__Instructions to follow__
Print the complete set of entries exactly.

__Input material__
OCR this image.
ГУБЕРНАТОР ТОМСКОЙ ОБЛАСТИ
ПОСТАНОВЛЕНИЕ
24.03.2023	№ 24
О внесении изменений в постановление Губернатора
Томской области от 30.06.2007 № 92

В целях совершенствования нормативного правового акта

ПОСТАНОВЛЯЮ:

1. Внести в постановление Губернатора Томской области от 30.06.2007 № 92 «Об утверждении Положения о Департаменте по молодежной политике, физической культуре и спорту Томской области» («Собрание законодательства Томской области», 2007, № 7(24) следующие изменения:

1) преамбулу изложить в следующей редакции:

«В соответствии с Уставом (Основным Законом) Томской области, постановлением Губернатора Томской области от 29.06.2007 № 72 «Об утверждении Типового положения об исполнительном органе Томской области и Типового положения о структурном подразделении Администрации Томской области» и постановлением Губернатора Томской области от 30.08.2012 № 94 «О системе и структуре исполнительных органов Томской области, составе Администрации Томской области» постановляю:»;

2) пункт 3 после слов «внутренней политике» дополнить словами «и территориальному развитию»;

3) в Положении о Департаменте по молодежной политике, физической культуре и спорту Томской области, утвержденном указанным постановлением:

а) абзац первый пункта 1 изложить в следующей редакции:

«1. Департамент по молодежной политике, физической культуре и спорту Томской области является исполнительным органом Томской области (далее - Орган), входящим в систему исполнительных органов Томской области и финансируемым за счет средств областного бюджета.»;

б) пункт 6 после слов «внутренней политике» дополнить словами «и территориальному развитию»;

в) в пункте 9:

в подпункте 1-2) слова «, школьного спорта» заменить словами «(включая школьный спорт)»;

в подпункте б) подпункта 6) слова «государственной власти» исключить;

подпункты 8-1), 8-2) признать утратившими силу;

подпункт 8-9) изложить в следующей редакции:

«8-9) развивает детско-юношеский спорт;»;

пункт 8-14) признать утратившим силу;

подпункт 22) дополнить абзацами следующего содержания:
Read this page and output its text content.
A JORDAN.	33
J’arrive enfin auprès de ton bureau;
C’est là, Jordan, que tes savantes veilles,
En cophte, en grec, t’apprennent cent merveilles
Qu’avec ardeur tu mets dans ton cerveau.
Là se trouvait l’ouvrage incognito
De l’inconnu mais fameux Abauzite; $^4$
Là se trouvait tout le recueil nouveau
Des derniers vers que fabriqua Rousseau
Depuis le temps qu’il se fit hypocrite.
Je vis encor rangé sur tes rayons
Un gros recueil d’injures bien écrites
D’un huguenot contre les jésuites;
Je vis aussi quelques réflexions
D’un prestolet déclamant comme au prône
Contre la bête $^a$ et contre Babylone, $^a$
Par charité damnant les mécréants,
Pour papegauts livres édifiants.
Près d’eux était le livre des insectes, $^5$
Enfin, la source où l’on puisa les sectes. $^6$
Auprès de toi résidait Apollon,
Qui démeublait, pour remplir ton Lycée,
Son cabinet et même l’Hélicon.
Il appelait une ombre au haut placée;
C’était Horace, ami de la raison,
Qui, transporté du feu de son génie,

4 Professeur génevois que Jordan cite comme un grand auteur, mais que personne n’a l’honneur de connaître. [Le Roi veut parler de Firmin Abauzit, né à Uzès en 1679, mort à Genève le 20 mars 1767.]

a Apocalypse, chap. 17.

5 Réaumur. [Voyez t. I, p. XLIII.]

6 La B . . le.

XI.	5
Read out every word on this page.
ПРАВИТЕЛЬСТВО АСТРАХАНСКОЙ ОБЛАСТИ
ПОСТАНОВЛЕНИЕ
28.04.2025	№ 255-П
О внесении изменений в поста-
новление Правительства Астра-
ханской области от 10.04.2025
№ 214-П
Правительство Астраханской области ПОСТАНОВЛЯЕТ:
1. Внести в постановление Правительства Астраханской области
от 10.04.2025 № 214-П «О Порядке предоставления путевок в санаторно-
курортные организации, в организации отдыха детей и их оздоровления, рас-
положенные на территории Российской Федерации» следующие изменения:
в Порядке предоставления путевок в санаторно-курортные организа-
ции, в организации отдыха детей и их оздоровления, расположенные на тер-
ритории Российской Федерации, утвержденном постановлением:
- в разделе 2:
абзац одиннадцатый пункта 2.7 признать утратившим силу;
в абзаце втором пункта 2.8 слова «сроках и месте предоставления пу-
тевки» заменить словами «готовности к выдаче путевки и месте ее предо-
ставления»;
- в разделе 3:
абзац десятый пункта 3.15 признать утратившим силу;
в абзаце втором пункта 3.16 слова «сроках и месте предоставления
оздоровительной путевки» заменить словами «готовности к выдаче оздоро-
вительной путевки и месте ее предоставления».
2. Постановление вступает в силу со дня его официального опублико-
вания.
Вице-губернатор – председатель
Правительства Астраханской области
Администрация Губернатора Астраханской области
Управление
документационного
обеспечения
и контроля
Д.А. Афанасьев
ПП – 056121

__Worked solution__
OCR this image.
ГУБЕРНАТОР ТОМСКОЙ ОБЛАСТИ
ПОСТАНОВЛЕНИЕ
24.03.2023	№ 24
О внесении изменений в постановление Губернатора
Томской области от 30.06.2007 № 92

В целях совершенствования нормативного правового акта

ПОСТАНОВЛЯЮ:

1. Внести в постановление Губернатора Томской области от 30.06.2007 № 92 «Об утверждении Положения о Департаменте по молодежной политике, физической культуре и спорту Томской области» («Собрание законодательства Томской области», 2007, № 7(24) следующие изменения:

1) преамбулу изложить в следующей редакции:

«В соответствии с Уставом (Основным Законом) Томской области, постановлением Губернатора Томской области от 29.06.2007 № 72 «Об утверждении Типового положения об исполнительном органе Томской области и Типового положения о структурном подразделении Администрации Томской области» и постановлением Губернатора Томской области от 30.08.2012 № 94 «О системе и структуре исполнительных органов Томской области, составе Администрации Томской области» постановляю:»;

2) пункт 3 после слов «внутренней политике» дополнить словами «и территориальному развитию»;

3) в Положении о Департаменте по молодежной политике, физической культуре и спорту Томской области, утвержденном указанным постановлением:

а) абзац первый пункта 1 изложить в следующей редакции:

«1. Департамент по молодежной политике, физической культуре и спорту Томской области является исполнительным органом Томской области (далее - Орган), входящим в систему исполнительных органов Томской области и финансируемым за счет средств областного бюджета.»;

б) пункт 6 после слов «внутренней политике» дополнить словами «и территориальному развитию»;

в) в пункте 9:

в подпункте 1-2) слова «, школьного спорта» заменить словами «(включая школьный спорт)»;

в подпункте б) подпункта 6) слова «государственной власти» исключить;

подпункты 8-1), 8-2) признать утратившими силу;

подпункт 8-9) изложить в следующей редакции:

«8-9) развивает детско-юношеский спорт;»;

пункт 8-14) признать утратившим силу;

подпункт 22) дополнить абзацами следующего содержания:
Read this page and output its text content.
A JORDAN.	33
J’arrive enfin auprès de ton bureau;
C’est là, Jordan, que tes savantes veilles,
En cophte, en grec, t’apprennent cent merveilles
Qu’avec ardeur tu mets dans ton cerveau.
Là se trouvait l’ouvrage incognito
De l’inconnu mais fameux Abauzite; $^4$
Là se trouvait tout le recueil nouveau
Des derniers vers que fabriqua Rousseau
Depuis le temps qu’il se fit hypocrite.
Je vis encor rangé sur tes rayons
Un gros recueil d’injures bien écrites
D’un huguenot contre les jésuites;
Je vis aussi quelques réflexions
D’un prestolet déclamant comme au prône
Contre la bête $^a$ et contre Babylone, $^a$
Par charité damnant les mécréants,
Pour papegauts livres édifiants.
Près d’eux était le livre des insectes, $^5$
Enfin, la source où l’on puisa les sectes. $^6$
Auprès de toi résidait Apollon,
Qui démeublait, pour remplir ton Lycée,
Son cabinet et même l’Hélicon.
Il appelait une ombre au haut placée;
C’était Horace, ami de la raison,
Qui, transporté du feu de son génie,

4 Professeur génevois que Jordan cite comme un grand auteur, mais que personne n’a l’honneur de connaître. [Le Roi veut parler de Firmin Abauzit, né à Uzès en 1679, mort à Genève le 20 mars 1767.]

a Apocalypse, chap. 17.

5 Réaumur. [Voyez t. I, p. XLIII.]

6 La B . . le.

XI.	5
Read out every word on this page.
ПРАВИТЕЛЬСТВО АСТРАХАНСКОЙ ОБЛАСТИ
ПОСТАНОВЛЕНИЕ
28.04.2025	№ 255-П
О внесении изменений в поста-
новление Правительства Астра-
ханской области от 10.04.2025
№ 214-П
Правительство Астраханской области ПОСТАНОВЛЯЕТ:
1. Внести в постановление Правительства Астраханской области
от 10.04.2025 № 214-П «О Порядке предоставления путевок в санаторно-
курортные организации, в организации отдыха детей и их оздоровления, рас-
положенные на территории Российской Федерации» следующие изменения:
в Порядке предоставления путевок в санаторно-курортные организа-
ции, в организации отдыха детей и их оздоровления, расположенные на тер-
ритории Российской Федерации, утвержденном постановлением:
- в разделе 2:
абзац одиннадцатый пункта 2.7 признать утратившим силу;
в абзаце втором пункта 2.8 слова «сроках и месте предоставления пу-
тевки» заменить словами «готовности к выдаче путевки и месте ее предо-
ставления»;
- в разделе 3:
абзац десятый пункта 3.15 признать утратившим силу;
в абзаце втором пункта 3.16 слова «сроках и месте предоставления
оздоровительной путевки» заменить словами «готовности к выдаче оздоро-
вительной путевки и месте ее предоставления».
2. Постановление вступает в силу со дня его официального опублико-
вания.
Вице-губернатор – председатель
Правительства Астраханской области
Администрация Губернатора Астраханской области
Управление
документационного
обеспечения
и контроля
Д.А. Афанасьев
ПП – 056121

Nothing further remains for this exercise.